◆ EXERCISE PROMPT ◆
Pull out every line of the data below that contains the word "ChiSquare" and list those lines.

── DATASET ROWS

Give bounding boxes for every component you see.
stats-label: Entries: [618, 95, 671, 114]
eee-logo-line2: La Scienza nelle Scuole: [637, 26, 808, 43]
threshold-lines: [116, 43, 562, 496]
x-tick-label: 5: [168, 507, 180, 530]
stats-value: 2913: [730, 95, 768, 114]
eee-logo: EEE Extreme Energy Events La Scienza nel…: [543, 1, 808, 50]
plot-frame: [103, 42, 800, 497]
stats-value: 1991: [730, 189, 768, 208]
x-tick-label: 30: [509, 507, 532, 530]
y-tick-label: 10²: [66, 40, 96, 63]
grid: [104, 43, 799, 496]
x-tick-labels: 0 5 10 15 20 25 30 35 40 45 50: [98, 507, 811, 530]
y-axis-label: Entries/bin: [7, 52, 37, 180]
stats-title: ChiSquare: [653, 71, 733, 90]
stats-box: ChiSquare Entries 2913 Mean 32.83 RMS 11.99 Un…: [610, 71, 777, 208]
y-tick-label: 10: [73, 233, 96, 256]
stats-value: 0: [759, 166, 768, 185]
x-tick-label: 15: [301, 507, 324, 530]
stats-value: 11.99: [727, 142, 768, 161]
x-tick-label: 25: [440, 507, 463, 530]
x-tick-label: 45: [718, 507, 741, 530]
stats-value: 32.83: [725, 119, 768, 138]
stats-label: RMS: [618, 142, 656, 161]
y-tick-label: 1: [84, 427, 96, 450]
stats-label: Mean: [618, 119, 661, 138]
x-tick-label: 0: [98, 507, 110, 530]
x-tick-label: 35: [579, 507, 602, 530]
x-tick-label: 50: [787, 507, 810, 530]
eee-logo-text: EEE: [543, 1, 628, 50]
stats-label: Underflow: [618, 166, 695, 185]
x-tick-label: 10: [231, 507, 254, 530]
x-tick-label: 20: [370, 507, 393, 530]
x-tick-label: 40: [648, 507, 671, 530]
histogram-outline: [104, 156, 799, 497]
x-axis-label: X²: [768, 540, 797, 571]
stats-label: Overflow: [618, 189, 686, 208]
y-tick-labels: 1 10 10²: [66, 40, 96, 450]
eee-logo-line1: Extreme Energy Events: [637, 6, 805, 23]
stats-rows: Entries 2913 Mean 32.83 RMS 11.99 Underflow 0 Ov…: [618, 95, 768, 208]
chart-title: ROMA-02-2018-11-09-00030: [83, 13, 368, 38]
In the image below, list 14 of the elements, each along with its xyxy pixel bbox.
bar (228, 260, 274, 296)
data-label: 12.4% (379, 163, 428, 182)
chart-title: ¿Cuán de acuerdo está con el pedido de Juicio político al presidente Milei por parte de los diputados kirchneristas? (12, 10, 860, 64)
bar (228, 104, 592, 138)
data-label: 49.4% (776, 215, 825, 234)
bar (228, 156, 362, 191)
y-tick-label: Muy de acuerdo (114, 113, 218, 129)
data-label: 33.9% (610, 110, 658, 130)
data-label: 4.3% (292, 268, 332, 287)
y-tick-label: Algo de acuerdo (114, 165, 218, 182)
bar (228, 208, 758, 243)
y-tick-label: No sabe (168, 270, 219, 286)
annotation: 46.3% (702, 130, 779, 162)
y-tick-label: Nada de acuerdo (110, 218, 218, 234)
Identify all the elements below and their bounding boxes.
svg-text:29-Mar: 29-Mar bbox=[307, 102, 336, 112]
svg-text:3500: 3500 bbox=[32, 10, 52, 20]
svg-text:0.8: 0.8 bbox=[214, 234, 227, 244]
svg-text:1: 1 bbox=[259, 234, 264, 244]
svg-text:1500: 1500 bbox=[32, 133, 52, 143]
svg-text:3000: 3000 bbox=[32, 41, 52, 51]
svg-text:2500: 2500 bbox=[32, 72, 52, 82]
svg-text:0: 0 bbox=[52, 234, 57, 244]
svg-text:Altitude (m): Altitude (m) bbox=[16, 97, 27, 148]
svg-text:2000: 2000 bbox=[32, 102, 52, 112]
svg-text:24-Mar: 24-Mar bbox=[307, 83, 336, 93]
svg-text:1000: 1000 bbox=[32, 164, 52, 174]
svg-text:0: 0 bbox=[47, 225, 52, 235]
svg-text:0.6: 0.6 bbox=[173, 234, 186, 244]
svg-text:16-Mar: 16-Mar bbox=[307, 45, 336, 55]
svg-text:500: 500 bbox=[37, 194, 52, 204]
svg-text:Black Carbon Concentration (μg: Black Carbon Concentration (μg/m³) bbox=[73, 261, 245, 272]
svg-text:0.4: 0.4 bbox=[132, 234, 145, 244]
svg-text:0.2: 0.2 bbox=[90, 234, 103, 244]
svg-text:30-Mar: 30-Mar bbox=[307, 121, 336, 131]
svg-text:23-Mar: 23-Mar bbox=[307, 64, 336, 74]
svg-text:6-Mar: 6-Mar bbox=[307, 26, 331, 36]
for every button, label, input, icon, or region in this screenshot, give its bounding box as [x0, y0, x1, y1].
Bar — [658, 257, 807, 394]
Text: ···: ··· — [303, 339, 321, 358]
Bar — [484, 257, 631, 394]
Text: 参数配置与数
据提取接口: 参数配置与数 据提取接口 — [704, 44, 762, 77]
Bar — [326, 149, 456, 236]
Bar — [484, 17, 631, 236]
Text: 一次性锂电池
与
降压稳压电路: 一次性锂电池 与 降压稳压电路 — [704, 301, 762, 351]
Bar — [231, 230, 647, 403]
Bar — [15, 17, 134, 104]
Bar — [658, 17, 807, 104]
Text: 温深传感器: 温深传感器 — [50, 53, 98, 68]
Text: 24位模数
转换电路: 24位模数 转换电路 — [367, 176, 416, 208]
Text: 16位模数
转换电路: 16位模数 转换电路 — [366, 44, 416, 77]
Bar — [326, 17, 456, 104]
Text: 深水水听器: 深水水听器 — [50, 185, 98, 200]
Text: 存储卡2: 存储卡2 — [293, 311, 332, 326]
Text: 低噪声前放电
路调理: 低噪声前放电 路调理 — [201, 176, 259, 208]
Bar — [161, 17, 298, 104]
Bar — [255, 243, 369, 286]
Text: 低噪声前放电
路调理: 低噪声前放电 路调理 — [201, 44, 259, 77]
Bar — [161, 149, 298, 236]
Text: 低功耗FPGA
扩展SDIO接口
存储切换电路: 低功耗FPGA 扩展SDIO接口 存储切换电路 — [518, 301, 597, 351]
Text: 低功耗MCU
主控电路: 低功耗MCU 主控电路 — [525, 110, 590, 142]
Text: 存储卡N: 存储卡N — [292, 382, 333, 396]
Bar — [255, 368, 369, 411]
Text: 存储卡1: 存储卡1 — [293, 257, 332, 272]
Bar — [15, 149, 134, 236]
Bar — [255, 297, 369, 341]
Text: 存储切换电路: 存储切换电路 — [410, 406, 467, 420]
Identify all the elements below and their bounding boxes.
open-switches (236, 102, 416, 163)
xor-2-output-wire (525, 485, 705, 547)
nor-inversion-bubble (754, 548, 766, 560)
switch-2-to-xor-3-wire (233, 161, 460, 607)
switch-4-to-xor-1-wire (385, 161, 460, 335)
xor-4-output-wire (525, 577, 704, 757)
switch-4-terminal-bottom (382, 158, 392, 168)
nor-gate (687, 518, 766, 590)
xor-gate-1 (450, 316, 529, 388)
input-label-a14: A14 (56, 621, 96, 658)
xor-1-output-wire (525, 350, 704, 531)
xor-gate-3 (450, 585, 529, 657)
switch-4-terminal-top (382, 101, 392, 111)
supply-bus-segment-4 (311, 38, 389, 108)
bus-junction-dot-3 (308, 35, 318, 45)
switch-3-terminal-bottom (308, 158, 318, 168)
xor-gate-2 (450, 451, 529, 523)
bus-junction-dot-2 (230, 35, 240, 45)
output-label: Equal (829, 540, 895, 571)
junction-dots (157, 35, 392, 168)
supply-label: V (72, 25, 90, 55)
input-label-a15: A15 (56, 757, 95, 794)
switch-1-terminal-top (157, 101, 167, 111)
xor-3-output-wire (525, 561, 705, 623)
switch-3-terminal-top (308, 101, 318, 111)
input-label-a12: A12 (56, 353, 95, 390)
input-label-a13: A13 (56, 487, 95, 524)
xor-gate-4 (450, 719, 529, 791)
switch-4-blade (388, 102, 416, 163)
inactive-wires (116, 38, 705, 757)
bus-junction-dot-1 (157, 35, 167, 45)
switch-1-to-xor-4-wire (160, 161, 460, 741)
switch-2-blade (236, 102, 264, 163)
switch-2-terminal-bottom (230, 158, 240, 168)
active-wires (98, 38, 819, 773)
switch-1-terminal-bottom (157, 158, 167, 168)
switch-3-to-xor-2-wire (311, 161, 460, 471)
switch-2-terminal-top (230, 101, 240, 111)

────

◆ ANSWER TO THIS TASK ◆
stats-title: ChiSquare: [653, 71, 733, 90]
stats-box: ChiSquare Entries 2913 Mean 32.83 RMS 11.99 Un…: [610, 71, 777, 208]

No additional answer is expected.